• **Requirements**:
A. According to the Austin music roundup, at what venue was Willie Nelson's second 4th of July Picnic held in 1974?
B. Pick up the Austin music roundup from its final line and keep writing.

• **Passage to read**:
The Austin Chronicle

https://www.austinchronicle.com/music/2020-07-03/new-austin-music-worth-your-bandwidth-this-week/

New Austin Music Worth Your Bandwidth This Week

Our favorite albums, videos, and performances

By Raoul Hernandez, Doug Freeman, Derek Udensi, Rachel Rascoe, Kahron Spearman, and Greg Stitt, July 3, 2020, Music

Willie Nelson's 4th of July Picnic

www.williepicnic.com, Saturday 4

"I appear to be alive and well, quarantining more or less," offers Kinky Friedman from his sprawling Echo Hill Ranch just outside of Kerrville.

No fan of lockdown, the iconic and irascible Austin High graduate, 75, keeps busy by ruminating on life. He sets the phone down to play a new tune he's just written, "Buddy You're Living My Dream," a classic country turn given a modern flair. The song continues Friedman's streak of exceptional songwriting since returning to music with new material in 2015, most notably on last year's poignant Resurrection.

"You always feel you're writing for somebody," he says. "I personally always feel like I have a legion of detractors that never took me seriously, and I don't know why that is. Maybe it's because of the way the [Texas] Jewboys started out. We had some really great songs back then and we weren't dealing with light material, but people didn't take me seriously."

Friedman's in talks to write his history of Nashville in the Seventies, when he made waves with cult classics like "Sold American," which earned him a prime spot on Willie Nelson’s second 4th of July Picnic at Texas Motor Speedway in 1974. Saturday, he joins a virtual bill featuring Asleep at the Wheel, Charley Crockett, John Doe (X), Steve Earle, Shakey Graves, Matthew Houck (Phosphorescent), Ray Wylie Hubbard, Robert Earl Keen, Lukas Nelson, Lyle Lovett, Ziggy Marley, Margo Price, Kurt Vile, and more.

"There are some good stories," he recalls of that first appearance. "It was a wonderful time in a lot of ways that I don't think is coming around again." – Doug Freeman

Waylon Jennings

The Outlaw Performance (Eagle Rock Entertainment)

[Saved entries]
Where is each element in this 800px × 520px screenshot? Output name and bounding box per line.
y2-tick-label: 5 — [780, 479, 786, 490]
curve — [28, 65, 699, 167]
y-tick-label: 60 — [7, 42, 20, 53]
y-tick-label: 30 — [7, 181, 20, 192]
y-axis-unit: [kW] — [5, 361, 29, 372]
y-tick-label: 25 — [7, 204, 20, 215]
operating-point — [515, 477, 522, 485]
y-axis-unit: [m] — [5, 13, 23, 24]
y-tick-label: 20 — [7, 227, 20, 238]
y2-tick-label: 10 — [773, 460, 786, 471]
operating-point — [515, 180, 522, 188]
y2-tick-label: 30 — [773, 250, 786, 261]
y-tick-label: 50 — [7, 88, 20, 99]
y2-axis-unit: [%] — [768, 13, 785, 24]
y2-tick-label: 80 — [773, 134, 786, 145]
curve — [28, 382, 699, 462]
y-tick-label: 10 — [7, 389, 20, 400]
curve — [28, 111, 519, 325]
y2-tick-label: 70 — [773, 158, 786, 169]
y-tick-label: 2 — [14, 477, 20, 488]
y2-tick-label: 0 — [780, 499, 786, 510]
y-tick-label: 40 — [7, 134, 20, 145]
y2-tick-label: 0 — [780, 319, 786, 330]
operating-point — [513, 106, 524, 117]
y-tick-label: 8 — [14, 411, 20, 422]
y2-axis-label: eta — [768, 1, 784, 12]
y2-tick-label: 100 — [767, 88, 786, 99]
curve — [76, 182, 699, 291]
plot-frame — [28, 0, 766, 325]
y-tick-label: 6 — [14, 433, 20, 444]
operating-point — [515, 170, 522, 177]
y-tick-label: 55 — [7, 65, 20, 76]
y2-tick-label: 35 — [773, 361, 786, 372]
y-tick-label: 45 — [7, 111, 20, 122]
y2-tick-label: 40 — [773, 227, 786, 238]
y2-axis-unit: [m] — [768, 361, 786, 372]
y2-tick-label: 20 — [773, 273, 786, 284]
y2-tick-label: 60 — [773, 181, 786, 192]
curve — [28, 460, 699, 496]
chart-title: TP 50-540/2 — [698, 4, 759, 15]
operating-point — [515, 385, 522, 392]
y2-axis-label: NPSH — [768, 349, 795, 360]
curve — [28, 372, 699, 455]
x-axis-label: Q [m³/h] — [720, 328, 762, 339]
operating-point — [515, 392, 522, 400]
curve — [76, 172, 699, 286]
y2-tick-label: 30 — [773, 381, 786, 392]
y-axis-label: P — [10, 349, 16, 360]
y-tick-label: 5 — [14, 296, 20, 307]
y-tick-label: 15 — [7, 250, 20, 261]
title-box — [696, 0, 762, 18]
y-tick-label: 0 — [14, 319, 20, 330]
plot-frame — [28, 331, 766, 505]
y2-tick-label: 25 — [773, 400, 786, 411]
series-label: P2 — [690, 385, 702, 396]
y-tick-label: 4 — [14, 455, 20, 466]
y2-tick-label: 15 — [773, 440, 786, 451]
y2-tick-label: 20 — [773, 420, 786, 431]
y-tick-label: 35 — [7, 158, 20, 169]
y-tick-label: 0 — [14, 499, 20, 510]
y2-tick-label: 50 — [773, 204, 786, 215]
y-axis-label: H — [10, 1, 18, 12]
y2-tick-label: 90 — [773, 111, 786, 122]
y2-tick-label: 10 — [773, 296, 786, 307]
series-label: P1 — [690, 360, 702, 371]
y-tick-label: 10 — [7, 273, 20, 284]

• **Expected responses**:
A. Texas Motor Speedway.

B.
"Don't ask me about the years I spent out in the rain/ About the ones I spent in love or the ones I spent insane/ Don't ask me who I gave my seat to on that plane." On that last line – remember Waylon Jennings famously ceded a spot on the flight that killed his pal Buddy Holly and Ritchie Valens – the camera's dead on the country music immortal's face as he looks into the sold-out Nashville auditorium. The flicker in his eyes is obvious enough, but the expression remains unreadable. Palpable emotion, casual music history, and larger-than-life songs relegate The Outlaw Performance to a 52-minute exercise in holding one's breath.

Scrubbed and sober for a presumed TV taping in 1978, the stentorian Texan plays it straight throughout, despite his titular repute still circling its peak. Hair styled under a trademark Lash Stetson, beard trimmed, starched white long sleeve shirt under his leather vest, clear-eyed and unsmiling, Jennings and seven or eight others open with Neil Young's Harvest yield "Are You Ready for the Country?" That'll curl your toes, but "Lonesome, On'ry & Mean" next makes the hair on your neck stand tall as the Littlefield native sings, "I'm going to Shreveport and down to New Orleans" with a throaty growl he modulates innately at the mic, rearing back for the more guttural phrases and leaning in for the low notes.

To witness that voice emanating from any man cannot be underestimated.

Waymore also takes plenty of leads and solos on his iconically embroidered Fender Telecaster. Finally cracking a smile on "You Asked Me To," he then breaks a sweat on "I've Always Been Crazy." Actually, the whole backend of this DVD elicits grins from the big man: "Don't You Think This Outlaw Bit's Done Got Out of Hand," "Mamas Don't Let Your Babies Grow Up to Be Cowboys." Meanwhile, "Luckenbach, Texas" drips with misty poignancy, silver-lined by pedal steelist Ralph Mooney and Billy Joe Shaver's "Honky Tonk Heroes" kicks and whips with head-back throatiness. That only leaves room for closer "Are You Sure Hank Done It This Way," on which Waylon saves his best solo for last – lonesome, on'ry, mean. – Raoul Hernandez

Abhi the Nomad's "Risky Business"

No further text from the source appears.